══ Provided data ══

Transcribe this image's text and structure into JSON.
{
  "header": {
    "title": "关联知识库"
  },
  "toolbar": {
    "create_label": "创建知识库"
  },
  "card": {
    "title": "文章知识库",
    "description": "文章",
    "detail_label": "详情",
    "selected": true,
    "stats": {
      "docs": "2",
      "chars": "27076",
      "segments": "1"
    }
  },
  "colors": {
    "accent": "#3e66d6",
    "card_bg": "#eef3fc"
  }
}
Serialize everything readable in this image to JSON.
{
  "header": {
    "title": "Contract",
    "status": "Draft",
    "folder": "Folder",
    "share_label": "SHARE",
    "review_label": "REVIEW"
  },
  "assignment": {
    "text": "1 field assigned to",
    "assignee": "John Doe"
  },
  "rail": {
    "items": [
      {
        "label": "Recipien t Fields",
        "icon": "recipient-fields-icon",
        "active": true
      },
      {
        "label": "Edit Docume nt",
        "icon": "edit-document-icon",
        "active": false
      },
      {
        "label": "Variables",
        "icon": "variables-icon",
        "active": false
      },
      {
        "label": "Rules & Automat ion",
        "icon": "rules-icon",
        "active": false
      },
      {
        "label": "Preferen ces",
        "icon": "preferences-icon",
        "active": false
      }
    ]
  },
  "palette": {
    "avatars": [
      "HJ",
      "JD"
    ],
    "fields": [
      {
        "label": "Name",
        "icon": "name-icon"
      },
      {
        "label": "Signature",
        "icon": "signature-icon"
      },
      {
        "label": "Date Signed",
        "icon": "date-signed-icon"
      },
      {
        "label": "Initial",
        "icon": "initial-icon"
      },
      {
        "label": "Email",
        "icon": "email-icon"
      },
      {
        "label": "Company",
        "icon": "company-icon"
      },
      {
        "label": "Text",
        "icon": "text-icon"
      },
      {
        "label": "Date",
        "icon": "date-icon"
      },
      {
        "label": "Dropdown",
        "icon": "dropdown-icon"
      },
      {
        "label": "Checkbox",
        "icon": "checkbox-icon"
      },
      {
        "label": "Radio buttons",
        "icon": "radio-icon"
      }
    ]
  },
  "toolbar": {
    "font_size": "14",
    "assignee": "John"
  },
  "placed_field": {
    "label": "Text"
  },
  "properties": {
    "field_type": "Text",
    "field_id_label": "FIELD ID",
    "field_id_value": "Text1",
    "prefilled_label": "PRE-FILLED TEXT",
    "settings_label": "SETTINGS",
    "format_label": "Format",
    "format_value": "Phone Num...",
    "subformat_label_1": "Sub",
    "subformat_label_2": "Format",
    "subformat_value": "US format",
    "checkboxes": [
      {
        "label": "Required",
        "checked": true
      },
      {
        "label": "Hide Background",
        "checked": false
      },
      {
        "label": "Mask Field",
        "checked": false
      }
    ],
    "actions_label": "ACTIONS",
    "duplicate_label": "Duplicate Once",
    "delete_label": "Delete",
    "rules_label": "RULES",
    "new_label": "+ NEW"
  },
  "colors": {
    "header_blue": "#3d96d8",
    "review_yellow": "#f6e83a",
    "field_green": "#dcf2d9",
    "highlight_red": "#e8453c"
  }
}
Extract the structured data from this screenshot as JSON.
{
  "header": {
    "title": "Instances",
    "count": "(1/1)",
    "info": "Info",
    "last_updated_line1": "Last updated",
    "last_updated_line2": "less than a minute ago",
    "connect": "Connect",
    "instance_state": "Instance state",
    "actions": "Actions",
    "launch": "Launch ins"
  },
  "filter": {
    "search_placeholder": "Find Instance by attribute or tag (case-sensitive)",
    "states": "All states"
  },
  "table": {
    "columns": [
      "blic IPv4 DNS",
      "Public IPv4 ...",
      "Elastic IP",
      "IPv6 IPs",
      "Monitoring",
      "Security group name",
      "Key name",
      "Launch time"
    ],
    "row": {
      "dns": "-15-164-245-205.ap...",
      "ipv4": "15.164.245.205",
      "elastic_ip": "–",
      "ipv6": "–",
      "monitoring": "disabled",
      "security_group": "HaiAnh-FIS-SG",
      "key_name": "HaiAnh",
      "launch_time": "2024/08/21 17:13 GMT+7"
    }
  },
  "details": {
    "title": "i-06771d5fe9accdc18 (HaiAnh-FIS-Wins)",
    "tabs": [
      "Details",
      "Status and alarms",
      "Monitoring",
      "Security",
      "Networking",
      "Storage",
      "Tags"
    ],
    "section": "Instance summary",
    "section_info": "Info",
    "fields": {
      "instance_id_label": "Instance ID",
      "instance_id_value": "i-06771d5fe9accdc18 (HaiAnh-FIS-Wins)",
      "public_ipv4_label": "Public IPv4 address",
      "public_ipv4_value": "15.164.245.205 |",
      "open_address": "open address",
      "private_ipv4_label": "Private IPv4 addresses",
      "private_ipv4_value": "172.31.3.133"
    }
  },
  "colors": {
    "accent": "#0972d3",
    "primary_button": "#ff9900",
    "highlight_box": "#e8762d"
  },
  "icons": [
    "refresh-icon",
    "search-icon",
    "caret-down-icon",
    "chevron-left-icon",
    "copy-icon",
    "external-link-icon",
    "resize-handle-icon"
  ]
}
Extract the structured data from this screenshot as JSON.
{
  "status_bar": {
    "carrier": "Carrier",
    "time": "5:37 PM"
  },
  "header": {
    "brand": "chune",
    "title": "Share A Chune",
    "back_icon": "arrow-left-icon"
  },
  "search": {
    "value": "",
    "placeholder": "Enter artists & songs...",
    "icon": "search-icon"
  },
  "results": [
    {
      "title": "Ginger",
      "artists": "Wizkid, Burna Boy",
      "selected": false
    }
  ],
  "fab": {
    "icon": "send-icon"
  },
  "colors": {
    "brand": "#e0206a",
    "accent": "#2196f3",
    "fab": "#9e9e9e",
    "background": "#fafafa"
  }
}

═══

[Exercise]
Write the listing out again, exactly as shown above.

[Correct output]
Transcribe this image's text and structure into JSON.
{
  "header": {
    "title": "关联知识库"
  },
  "toolbar": {
    "create_label": "创建知识库"
  },
  "card": {
    "title": "文章知识库",
    "description": "文章",
    "detail_label": "详情",
    "selected": true,
    "stats": {
      "docs": "2",
      "chars": "27076",
      "segments": "1"
    }
  },
  "colors": {
    "accent": "#3e66d6",
    "card_bg": "#eef3fc"
  }
}
Serialize everything readable in this image to JSON.
{
  "header": {
    "title": "Contract",
    "status": "Draft",
    "folder": "Folder",
    "share_label": "SHARE",
    "review_label": "REVIEW"
  },
  "assignment": {
    "text": "1 field assigned to",
    "assignee": "John Doe"
  },
  "rail": {
    "items": [
      {
        "label": "Recipien t Fields",
        "icon": "recipient-fields-icon",
        "active": true
      },
      {
        "label": "Edit Docume nt",
        "icon": "edit-document-icon",
        "active": false
      },
      {
        "label": "Variables",
        "icon": "variables-icon",
        "active": false
      },
      {
        "label": "Rules & Automat ion",
        "icon": "rules-icon",
        "active": false
      },
      {
        "label": "Preferen ces",
        "icon": "preferences-icon",
        "active": false
      }
    ]
  },
  "palette": {
    "avatars": [
      "HJ",
      "JD"
    ],
    "fields": [
      {
        "label": "Name",
        "icon": "name-icon"
      },
      {
        "label": "Signature",
        "icon": "signature-icon"
      },
      {
        "label": "Date Signed",
        "icon": "date-signed-icon"
      },
      {
        "label": "Initial",
        "icon": "initial-icon"
      },
      {
        "label": "Email",
        "icon": "email-icon"
      },
      {
        "label": "Company",
        "icon": "company-icon"
      },
      {
        "label": "Text",
        "icon": "text-icon"
      },
      {
        "label": "Date",
        "icon": "date-icon"
      },
      {
        "label": "Dropdown",
        "icon": "dropdown-icon"
      },
      {
        "label": "Checkbox",
        "icon": "checkbox-icon"
      },
      {
        "label": "Radio buttons",
        "icon": "radio-icon"
      }
    ]
  },
  "toolbar": {
    "font_size": "14",
    "assignee": "John"
  },
  "placed_field": {
    "label": "Text"
  },
  "properties": {
    "field_type": "Text",
    "field_id_label": "FIELD ID",
    "field_id_value": "Text1",
    "prefilled_label": "PRE-FILLED TEXT",
    "settings_label": "SETTINGS",
    "format_label": "Format",
    "format_value": "Phone Num...",
    "subformat_label_1": "Sub",
    "subformat_label_2": "Format",
    "subformat_value": "US format",
    "checkboxes": [
      {
        "label": "Required",
        "checked": true
      },
      {
        "label": "Hide Background",
        "checked": false
      },
      {
        "label": "Mask Field",
        "checked": false
      }
    ],
    "actions_label": "ACTIONS",
    "duplicate_label": "Duplicate Once",
    "delete_label": "Delete",
    "rules_label": "RULES",
    "new_label": "+ NEW"
  },
  "colors": {
    "header_blue": "#3d96d8",
    "review_yellow": "#f6e83a",
    "field_green": "#dcf2d9",
    "highlight_red": "#e8453c"
  }
}
Extract the structured data from this screenshot as JSON.
{
  "header": {
    "title": "Instances",
    "count": "(1/1)",
    "info": "Info",
    "last_updated_line1": "Last updated",
    "last_updated_line2": "less than a minute ago",
    "connect": "Connect",
    "instance_state": "Instance state",
    "actions": "Actions",
    "launch": "Launch ins"
  },
  "filter": {
    "search_placeholder": "Find Instance by attribute or tag (case-sensitive)",
    "states": "All states"
  },
  "table": {
    "columns": [
      "blic IPv4 DNS",
      "Public IPv4 ...",
      "Elastic IP",
      "IPv6 IPs",
      "Monitoring",
      "Security group name",
      "Key name",
      "Launch time"
    ],
    "row": {
      "dns": "-15-164-245-205.ap...",
      "ipv4": "15.164.245.205",
      "elastic_ip": "–",
      "ipv6": "–",
      "monitoring": "disabled",
      "security_group": "HaiAnh-FIS-SG",
      "key_name": "HaiAnh",
      "launch_time": "2024/08/21 17:13 GMT+7"
    }
  },
  "details": {
    "title": "i-06771d5fe9accdc18 (HaiAnh-FIS-Wins)",
    "tabs": [
      "Details",
      "Status and alarms",
      "Monitoring",
      "Security",
      "Networking",
      "Storage",
      "Tags"
    ],
    "section": "Instance summary",
    "section_info": "Info",
    "fields": {
      "instance_id_label": "Instance ID",
      "instance_id_value": "i-06771d5fe9accdc18 (HaiAnh-FIS-Wins)",
      "public_ipv4_label": "Public IPv4 address",
      "public_ipv4_value": "15.164.245.205 |",
      "open_address": "open address",
      "private_ipv4_label": "Private IPv4 addresses",
      "private_ipv4_value": "172.31.3.133"
    }
  },
  "colors": {
    "accent": "#0972d3",
    "primary_button": "#ff9900",
    "highlight_box": "#e8762d"
  },
  "icons": [
    "refresh-icon",
    "search-icon",
    "caret-down-icon",
    "chevron-left-icon",
    "copy-icon",
    "external-link-icon",
    "resize-handle-icon"
  ]
}
Extract the structured data from this screenshot as JSON.
{
  "status_bar": {
    "carrier": "Carrier",
    "time": "5:37 PM"
  },
  "header": {
    "brand": "chune",
    "title": "Share A Chune",
    "back_icon": "arrow-left-icon"
  },
  "search": {
    "value": "",
    "placeholder": "Enter artists & songs...",
    "icon": "search-icon"
  },
  "results": [
    {
      "title": "Ginger",
      "artists": "Wizkid, Burna Boy",
      "selected": false
    }
  ],
  "fab": {
    "icon": "send-icon"
  },
  "colors": {
    "brand": "#e0206a",
    "accent": "#2196f3",
    "fab": "#9e9e9e",
    "background": "#fafafa"
  }
}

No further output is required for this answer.